━━━ AVAILABLE RECORDS

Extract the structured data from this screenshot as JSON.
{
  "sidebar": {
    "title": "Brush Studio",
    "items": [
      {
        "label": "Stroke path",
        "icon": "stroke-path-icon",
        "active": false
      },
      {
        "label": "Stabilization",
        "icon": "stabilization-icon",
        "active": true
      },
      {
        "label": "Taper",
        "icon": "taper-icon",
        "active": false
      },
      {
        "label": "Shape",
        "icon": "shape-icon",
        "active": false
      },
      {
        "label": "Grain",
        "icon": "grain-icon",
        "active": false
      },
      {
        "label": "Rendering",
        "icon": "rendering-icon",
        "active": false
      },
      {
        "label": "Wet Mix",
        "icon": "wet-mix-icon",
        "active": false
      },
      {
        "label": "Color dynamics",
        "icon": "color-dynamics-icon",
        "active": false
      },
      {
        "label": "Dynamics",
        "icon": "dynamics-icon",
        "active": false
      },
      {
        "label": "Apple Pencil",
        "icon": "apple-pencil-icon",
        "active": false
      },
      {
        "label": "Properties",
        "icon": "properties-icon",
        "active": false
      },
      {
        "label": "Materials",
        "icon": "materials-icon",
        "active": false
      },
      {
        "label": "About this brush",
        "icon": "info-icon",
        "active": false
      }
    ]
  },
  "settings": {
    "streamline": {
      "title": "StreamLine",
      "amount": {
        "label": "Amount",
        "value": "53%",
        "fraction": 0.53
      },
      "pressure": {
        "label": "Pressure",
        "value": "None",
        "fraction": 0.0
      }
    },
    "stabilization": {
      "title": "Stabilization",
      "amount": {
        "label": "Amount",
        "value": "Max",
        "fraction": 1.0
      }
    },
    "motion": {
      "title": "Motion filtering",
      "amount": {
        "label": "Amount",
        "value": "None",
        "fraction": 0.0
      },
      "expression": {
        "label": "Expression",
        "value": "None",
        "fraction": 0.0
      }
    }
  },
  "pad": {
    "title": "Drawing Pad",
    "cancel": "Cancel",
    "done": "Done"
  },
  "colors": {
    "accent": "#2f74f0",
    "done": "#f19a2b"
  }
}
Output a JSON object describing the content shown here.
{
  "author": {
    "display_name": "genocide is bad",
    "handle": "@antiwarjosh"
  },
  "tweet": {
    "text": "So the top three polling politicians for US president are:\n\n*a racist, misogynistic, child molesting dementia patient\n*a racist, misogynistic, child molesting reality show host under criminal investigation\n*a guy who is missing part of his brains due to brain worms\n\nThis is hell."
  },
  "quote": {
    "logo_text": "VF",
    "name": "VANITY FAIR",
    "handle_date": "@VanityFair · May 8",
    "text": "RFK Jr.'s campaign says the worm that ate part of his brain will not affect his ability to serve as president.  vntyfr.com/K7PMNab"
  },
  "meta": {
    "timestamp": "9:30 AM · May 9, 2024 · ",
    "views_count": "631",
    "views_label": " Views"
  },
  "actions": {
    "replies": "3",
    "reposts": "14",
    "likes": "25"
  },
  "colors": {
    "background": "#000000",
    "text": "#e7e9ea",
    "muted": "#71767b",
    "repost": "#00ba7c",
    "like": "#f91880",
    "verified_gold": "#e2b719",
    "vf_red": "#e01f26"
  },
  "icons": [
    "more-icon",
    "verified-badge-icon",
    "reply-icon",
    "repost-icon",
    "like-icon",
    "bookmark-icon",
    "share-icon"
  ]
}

━━━━━━

#### [YOUR GOAL]
Extract the full listing above without altering anything.

#### [PROBLEM SOLUTION]
Extract the structured data from this screenshot as JSON.
{
  "sidebar": {
    "title": "Brush Studio",
    "items": [
      {
        "label": "Stroke path",
        "icon": "stroke-path-icon",
        "active": false
      },
      {
        "label": "Stabilization",
        "icon": "stabilization-icon",
        "active": true
      },
      {
        "label": "Taper",
        "icon": "taper-icon",
        "active": false
      },
      {
        "label": "Shape",
        "icon": "shape-icon",
        "active": false
      },
      {
        "label": "Grain",
        "icon": "grain-icon",
        "active": false
      },
      {
        "label": "Rendering",
        "icon": "rendering-icon",
        "active": false
      },
      {
        "label": "Wet Mix",
        "icon": "wet-mix-icon",
        "active": false
      },
      {
        "label": "Color dynamics",
        "icon": "color-dynamics-icon",
        "active": false
      },
      {
        "label": "Dynamics",
        "icon": "dynamics-icon",
        "active": false
      },
      {
        "label": "Apple Pencil",
        "icon": "apple-pencil-icon",
        "active": false
      },
      {
        "label": "Properties",
        "icon": "properties-icon",
        "active": false
      },
      {
        "label": "Materials",
        "icon": "materials-icon",
        "active": false
      },
      {
        "label": "About this brush",
        "icon": "info-icon",
        "active": false
      }
    ]
  },
  "settings": {
    "streamline": {
      "title": "StreamLine",
      "amount": {
        "label": "Amount",
        "value": "53%",
        "fraction": 0.53
      },
      "pressure": {
        "label": "Pressure",
        "value": "None",
        "fraction": 0.0
      }
    },
    "stabilization": {
      "title": "Stabilization",
      "amount": {
        "label": "Amount",
        "value": "Max",
        "fraction": 1.0
      }
    },
    "motion": {
      "title": "Motion filtering",
      "amount": {
        "label": "Amount",
        "value": "None",
        "fraction": 0.0
      },
      "expression": {
        "label": "Expression",
        "value": "None",
        "fraction": 0.0
      }
    }
  },
  "pad": {
    "title": "Drawing Pad",
    "cancel": "Cancel",
    "done": "Done"
  },
  "colors": {
    "accent": "#2f74f0",
    "done": "#f19a2b"
  }
}
Output a JSON object describing the content shown here.
{
  "author": {
    "display_name": "genocide is bad",
    "handle": "@antiwarjosh"
  },
  "tweet": {
    "text": "So the top three polling politicians for US president are:\n\n*a racist, misogynistic, child molesting dementia patient\n*a racist, misogynistic, child molesting reality show host under criminal investigation\n*a guy who is missing part of his brains due to brain worms\n\nThis is hell."
  },
  "quote": {
    "logo_text": "VF",
    "name": "VANITY FAIR",
    "handle_date": "@VanityFair · May 8",
    "text": "RFK Jr.'s campaign says the worm that ate part of his brain will not affect his ability to serve as president.  vntyfr.com/K7PMNab"
  },
  "meta": {
    "timestamp": "9:30 AM · May 9, 2024 · ",
    "views_count": "631",
    "views_label": " Views"
  },
  "actions": {
    "replies": "3",
    "reposts": "14",
    "likes": "25"
  },
  "colors": {
    "background": "#000000",
    "text": "#e7e9ea",
    "muted": "#71767b",
    "repost": "#00ba7c",
    "like": "#f91880",
    "verified_gold": "#e2b719",
    "vf_red": "#e01f26"
  },
  "icons": [
    "more-icon",
    "verified-badge-icon",
    "reply-icon",
    "repost-icon",
    "like-icon",
    "bookmark-icon",
    "share-icon"
  ]
}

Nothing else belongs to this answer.